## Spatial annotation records
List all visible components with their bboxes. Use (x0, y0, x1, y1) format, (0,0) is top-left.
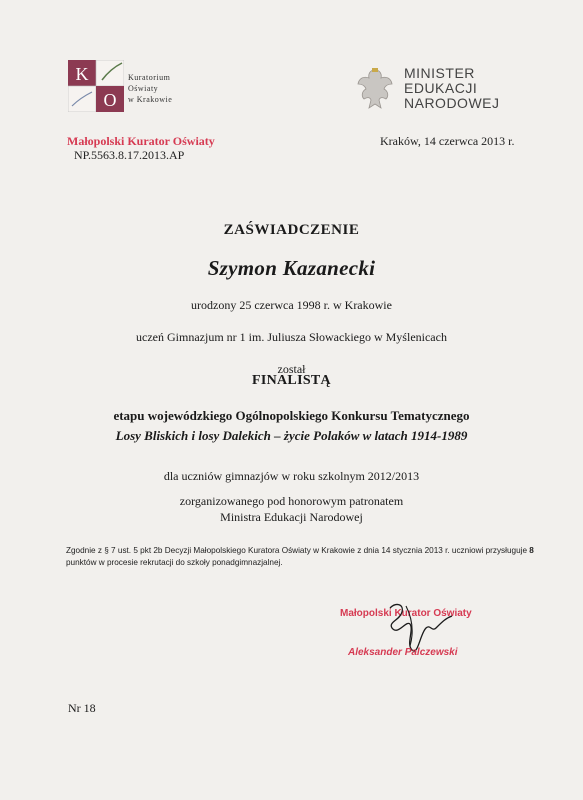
certificate-number: Nr 18 (68, 701, 96, 715)
ministry-text-line: MINISTER (404, 65, 475, 81)
logo-text-line: w Krakowie (128, 95, 173, 104)
kurator-stamp: Małopolski Kurator Oświaty (67, 134, 215, 148)
reference-number: NP.5563.8.17.2013.AP (74, 148, 185, 162)
stage-line: etapu wojewódzkiego Ogólnopolskiego Konkursu Tematycznego (113, 408, 470, 423)
patronage-line: zorganizowanego pod honorowym patronatem (179, 494, 404, 508)
ministry-text-line: EDUKACJI (404, 80, 478, 96)
recipient-name: Szymon Kazanecki (207, 256, 376, 280)
signature-stamp-title: Małopolski Kurator Oświaty (340, 608, 472, 619)
logo-text-line: Oświaty (128, 84, 159, 93)
patronage-line: Ministra Edukacji Narodowej (220, 510, 363, 524)
birth-line: urodzony 25 czerwca 1998 r. w Krakowie (191, 298, 392, 312)
ministry-logo-text (404, 66, 500, 111)
kuratorium-logo (68, 60, 124, 112)
certificate-title: ZAŚWIADCZENIE (223, 222, 360, 238)
school-year-line: dla uczniów gimnazjów w roku szkolnym 2012/2013 (163, 469, 420, 483)
status-label: FINALISTĄ (252, 373, 331, 388)
kuratorium-logo-text (128, 72, 172, 105)
footnote (66, 545, 536, 569)
issue-date: Kraków, 14 czerwca 2013 r. (380, 134, 515, 148)
footnote-points: 8 (529, 546, 534, 555)
eagle-emblem-icon (356, 66, 394, 112)
signature-stamp-name: Aleksander Palczewski (348, 647, 458, 658)
ministry-text-line: NARODOWEJ (404, 95, 500, 111)
svg-text:K: K (75, 64, 89, 84)
was-label: został (277, 362, 306, 376)
footnote-text: Zgodnie z § 7 ust. 5 pkt 2b Decyzji Małopolskiego Kuratora Oświaty w Krakowie z dnia 14 stycznia 2013 r. uczniowi przysługuje (66, 546, 530, 555)
school-line: uczeń Gimnazjum nr 1 im. Juliusza Słowackiego w Myślenicach (136, 330, 447, 344)
logo-text-line: Kuratorium (128, 73, 171, 82)
contest-title: Losy Bliskich i losy Dalekich – życie Polaków w latach 1914-1989 (115, 428, 468, 443)
svg-text:O: O (103, 90, 117, 110)
footnote-text: punktów w procesie rekrutacji do szkoły ponadgimnazjalnej. (66, 558, 283, 567)
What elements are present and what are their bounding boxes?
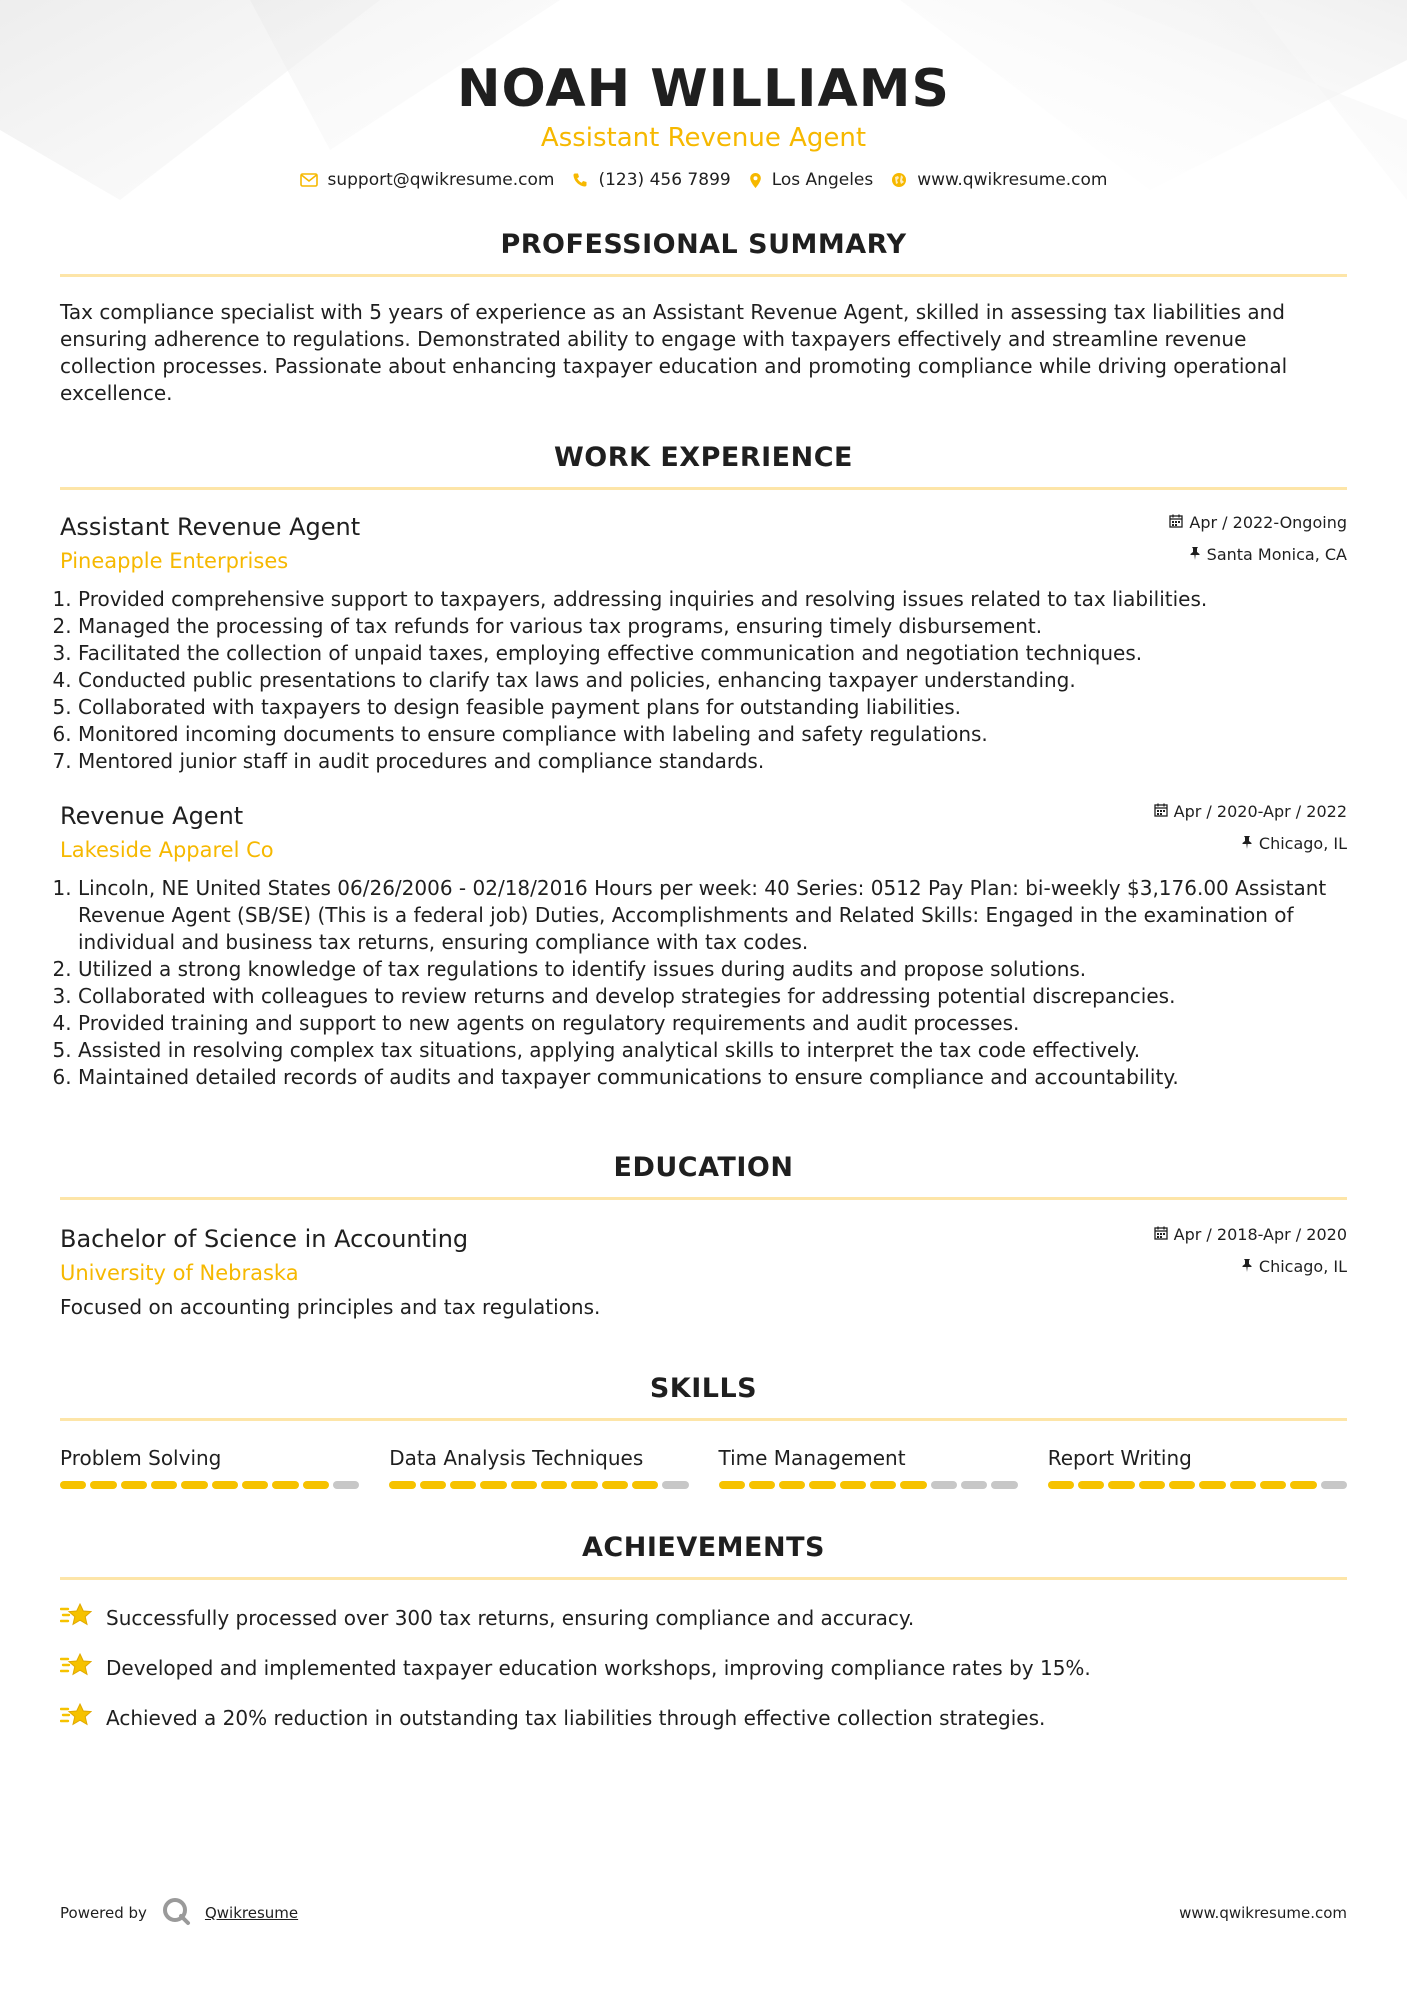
job-meta xyxy=(1154,801,1347,855)
job-duties xyxy=(60,875,1347,1091)
calendar-icon xyxy=(1154,801,1168,823)
skill-level-segment xyxy=(870,1481,896,1489)
contact-website[interactable] xyxy=(891,170,1107,190)
skill-level-segment xyxy=(181,1481,207,1489)
job-duties xyxy=(60,586,1347,775)
skill-level-segment xyxy=(1199,1481,1225,1489)
envelope-icon xyxy=(300,173,318,187)
skill-level-segment xyxy=(90,1481,116,1489)
duty-item: 4. Provided training and support to new agents on regulatory requirements and audit processes. xyxy=(78,1010,1347,1037)
skill-level-segment xyxy=(1321,1481,1347,1489)
contact-bar xyxy=(60,170,1347,190)
page-footer xyxy=(60,1896,1347,1930)
duty-item: 7. Mentored junior staff in audit procedures and compliance standards. xyxy=(78,748,1347,775)
star-icon xyxy=(60,1652,92,1684)
duty-item: 1. Provided comprehensive support to taxpayers, addressing inquiries and resolving issues related to tax liabilities. xyxy=(78,586,1347,613)
skill-level-segment xyxy=(1290,1481,1316,1489)
star-icon xyxy=(60,1602,92,1634)
experience-section xyxy=(60,441,1347,1091)
pushpin-icon xyxy=(1189,544,1201,566)
skill-level-segment xyxy=(511,1481,537,1489)
duty-item: 4. Conducted public presentations to clarify tax laws and policies, enhancing taxpayer understanding. xyxy=(78,667,1347,694)
skill-name: Report Writing xyxy=(1047,1446,1192,1470)
summary-heading: PROFESSIONAL SUMMARY xyxy=(500,229,907,260)
achievements-heading: ACHIEVEMENTS xyxy=(582,1532,825,1563)
job-location-text: Santa Monica, CA xyxy=(1206,545,1347,564)
job-company: Pineapple Enterprises xyxy=(60,549,289,573)
skill-level-segment xyxy=(662,1481,688,1489)
skill-level-bar xyxy=(389,1481,688,1489)
section-divider xyxy=(60,487,1347,490)
skill-name: Data Analysis Techniques xyxy=(389,1446,644,1470)
calendar-icon xyxy=(1154,1224,1168,1246)
skills-list xyxy=(60,1445,1347,1489)
skills-section xyxy=(60,1372,1347,1489)
skill-level-segment xyxy=(749,1481,775,1489)
duty-item: 6. Monitored incoming documents to ensure compliance with labeling and safety regulations. xyxy=(78,721,1347,748)
job-dates-text: Apr / 2020-Apr / 2022 xyxy=(1173,802,1347,821)
skill-level-segment xyxy=(272,1481,298,1489)
duty-item: 6. Maintained detailed records of audits and taxpayer communications to ensure compliance and accountability. xyxy=(78,1064,1347,1091)
duty-item: 3. Facilitated the collection of unpaid taxes, employing effective communication and negotiation techniques. xyxy=(78,640,1347,667)
pushpin-icon xyxy=(1241,1256,1253,1278)
job-location-text: Chicago, IL xyxy=(1258,834,1347,853)
job-title: Assistant Revenue Agent xyxy=(60,513,361,541)
job-location xyxy=(1169,544,1347,566)
education-location-text: Chicago, IL xyxy=(1258,1257,1347,1276)
duty-item: 2. Managed the processing of tax refunds for various tax programs, ensuring timely disbursement. xyxy=(78,613,1347,640)
achievements-list xyxy=(60,1602,1347,1734)
duty-item: 1. Lincoln, NE United States 06/26/2006 - 02/18/2016 Hours per week: 40 Series: 0512 Pay Plan: bi-weekly $3,176.00 Assistant Revenue Agent (SB/SE) (This is a federal job) Duties, Accomplishments and Related Skills: Engaged in the examination of individual and business tax returns, ensuring compliance with tax codes. xyxy=(78,875,1347,956)
skill-level-segment xyxy=(60,1481,86,1489)
achievement-item xyxy=(60,1702,1347,1734)
job-dates xyxy=(1169,512,1347,534)
phone-text: (123) 456 7899 xyxy=(598,170,731,190)
education-entry xyxy=(60,1224,1347,1320)
skill-level-segment xyxy=(931,1481,957,1489)
achievements-section xyxy=(60,1531,1347,1734)
job-dates-text: Apr / 2022-Ongoing xyxy=(1189,513,1347,532)
skill-level-bar xyxy=(1048,1481,1347,1489)
skill-item xyxy=(719,1445,1018,1489)
summary-text: Tax compliance specialist with 5 years of experience as an Assistant Revenue Agent, skilled in assessing tax liabilities and ensuring adherence to regulations. Demonstrated ability to engage with taxpayers effectively and streamline revenue collection processes. Passionate about enhancing taxpayer education and promoting compliance while driving operational excellence. xyxy=(60,300,1288,405)
pushpin-icon xyxy=(1241,833,1253,855)
education-header xyxy=(60,1224,1347,1286)
skill-level-segment xyxy=(1169,1481,1195,1489)
skill-level-segment xyxy=(961,1481,987,1489)
star-icon xyxy=(60,1702,92,1734)
degree-title: Bachelor of Science in Accounting xyxy=(60,1225,469,1253)
skill-item xyxy=(60,1445,359,1489)
achievement-item xyxy=(60,1602,1347,1634)
summary-section xyxy=(60,228,1347,407)
duty-item: 5. Assisted in resolving complex tax situations, applying analytical skills to interpret the tax code effectively. xyxy=(78,1037,1347,1064)
education-section xyxy=(60,1151,1347,1320)
skill-level-segment xyxy=(900,1481,926,1489)
skill-level-segment xyxy=(389,1481,415,1489)
duty-item: 2. Utilized a strong knowledge of tax regulations to identify issues during audits and propose solutions. xyxy=(78,956,1347,983)
achievement-text: Developed and implemented taxpayer education workshops, improving compliance rates by 15%. xyxy=(106,1656,1091,1680)
achievement-text: Achieved a 20% reduction in outstanding tax liabilities through effective collection strategies. xyxy=(106,1706,1046,1730)
education-location xyxy=(1154,1256,1347,1278)
skill-level-segment xyxy=(1260,1481,1286,1489)
education-note: Focused on accounting principles and tax regulations. xyxy=(60,1295,601,1319)
skill-level-segment xyxy=(541,1481,567,1489)
achievement-item xyxy=(60,1652,1347,1684)
skill-item xyxy=(1048,1445,1347,1489)
skill-level-segment xyxy=(1078,1481,1104,1489)
powered-by xyxy=(60,1896,298,1930)
brand-link[interactable]: Qwikresume xyxy=(204,1904,299,1922)
skill-level-segment xyxy=(809,1481,835,1489)
education-heading: EDUCATION xyxy=(613,1152,794,1183)
skill-level-segment xyxy=(779,1481,805,1489)
skill-level-segment xyxy=(212,1481,238,1489)
job-dates xyxy=(1154,801,1347,823)
candidate-name: NOAH WILLIAMS xyxy=(457,59,950,119)
job-entry-2 xyxy=(60,801,1347,1091)
email-text: support@qwikresume.com xyxy=(327,170,555,190)
location-text: Los Angeles xyxy=(771,170,874,190)
location-pin-icon xyxy=(749,172,762,189)
achievement-text: Successfully processed over 300 tax returns, ensuring compliance and accuracy. xyxy=(106,1606,915,1630)
section-divider xyxy=(60,1197,1347,1200)
skill-level-segment xyxy=(480,1481,506,1489)
education-dates-text: Apr / 2018-Apr / 2020 xyxy=(1173,1225,1347,1244)
education-dates xyxy=(1154,1224,1347,1246)
school-name: University of Nebraska xyxy=(60,1261,299,1285)
skill-level-segment xyxy=(303,1481,329,1489)
skill-level-segment xyxy=(333,1481,359,1489)
qwikresume-logo-icon xyxy=(161,1896,191,1930)
skill-level-segment xyxy=(719,1481,745,1489)
skill-level-segment xyxy=(450,1481,476,1489)
website-text: www.qwikresume.com xyxy=(917,170,1108,190)
skill-name: Problem Solving xyxy=(60,1446,222,1470)
job-entry-1 xyxy=(60,512,1347,775)
globe-icon xyxy=(891,172,907,188)
skill-level-segment xyxy=(602,1481,628,1489)
job-header xyxy=(60,512,1347,574)
job-header xyxy=(60,801,1347,863)
skill-level-segment xyxy=(1048,1481,1074,1489)
powered-by-label: Powered by xyxy=(60,1904,147,1922)
footer-website[interactable]: www.qwikresume.com xyxy=(1179,1904,1347,1922)
skill-level-segment xyxy=(420,1481,446,1489)
skill-level-segment xyxy=(151,1481,177,1489)
skill-level-segment xyxy=(1139,1481,1165,1489)
section-divider xyxy=(60,1577,1347,1580)
section-divider xyxy=(60,1418,1347,1421)
skills-heading: SKILLS xyxy=(649,1373,758,1404)
contact-phone[interactable] xyxy=(572,170,730,190)
duty-item: 5. Collaborated with taxpayers to design feasible payment plans for outstanding liabilities. xyxy=(78,694,1347,721)
skill-level-segment xyxy=(840,1481,866,1489)
calendar-icon xyxy=(1169,512,1183,534)
job-location xyxy=(1154,833,1347,855)
skill-level-segment xyxy=(1108,1481,1134,1489)
candidate-role: Assistant Revenue Agent xyxy=(540,123,867,153)
education-meta xyxy=(1154,1224,1347,1278)
contact-location xyxy=(749,170,874,190)
skill-level-bar xyxy=(60,1481,359,1489)
contact-email[interactable] xyxy=(300,170,555,190)
phone-icon xyxy=(572,172,588,188)
resume-header xyxy=(60,0,1347,190)
duty-item: 3. Collaborated with colleagues to review returns and develop strategies for addressing potential discrepancies. xyxy=(78,983,1347,1010)
skill-name: Time Management xyxy=(718,1446,906,1470)
skill-level-segment xyxy=(242,1481,268,1489)
skill-level-segment xyxy=(1230,1481,1256,1489)
skill-level-segment xyxy=(121,1481,147,1489)
experience-heading: WORK EXPERIENCE xyxy=(554,442,853,473)
job-title: Revenue Agent xyxy=(60,802,244,830)
skill-level-segment xyxy=(571,1481,597,1489)
skill-level-bar xyxy=(719,1481,1018,1489)
skill-level-segment xyxy=(991,1481,1017,1489)
skill-item xyxy=(389,1445,688,1489)
job-meta xyxy=(1169,512,1347,566)
skill-level-segment xyxy=(632,1481,658,1489)
job-company: Lakeside Apparel Co xyxy=(60,838,274,862)
section-divider xyxy=(60,274,1347,277)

## Short exercise
Turn the lines above, from the line containing "certificate-number: Nr 18 (68, 701, 96, 715)" up to and including the line containing "school-year-line: dla uczniów", into a Markdown table. Use a column named Row for the row number and a column named Line for the line itself, and leave out blank lines.

## Completed task
| Row | Line |
|---|---|
| 1 | certificate-number: Nr 18 (68, 701, 96, 715) |
| 2 | ministry-text-line: MINISTER (404, 65, 475, 81) |
| 3 | logo-text-line: w Krakowie (128, 95, 173, 104) |
| 4 | kurator-stamp: Małopolski Kurator Oświaty (67, 134, 215, 148) |
| 5 | reference-number: NP.5563.8.17.2013.AP (74, 148, 185, 162) |
| 6 | stage-line: etapu wojewódzkiego Ogólnopolskiego Konkursu Tematycznego (113, 408, 470, 423) |
| 7 | patronage-line: zorganizowanego pod honorowym patronatem (179, 494, 404, 508) |
| 8 | ministry-text-line: EDUKACJI (404, 80, 478, 96) |
| 9 | recipient-name: Szymon Kazanecki (207, 256, 376, 280) |
| 10 | signature-stamp-title: Małopolski Kurator Oświaty (340, 608, 472, 619) |
| 11 | logo-text-line: Oświaty (128, 84, 159, 93) |
| 12 | patronage-line: Ministra Edukacji Narodowej (220, 510, 363, 524) |
| 13 | birth-line: urodzony 25 czerwca 1998 r. w Krakowie (191, 298, 392, 312) |
| 14 | ministry-logo-text (404, 66, 500, 111) |
| 15 | kuratorium-logo (68, 60, 124, 112) |
| 16 | certificate-title: ZAŚWIADCZENIE (223, 222, 360, 238) |
| 17 | school-year-line: dla uczniów gimnazjów w roku szkolnym 2012/2013 (163, 469, 420, 483) |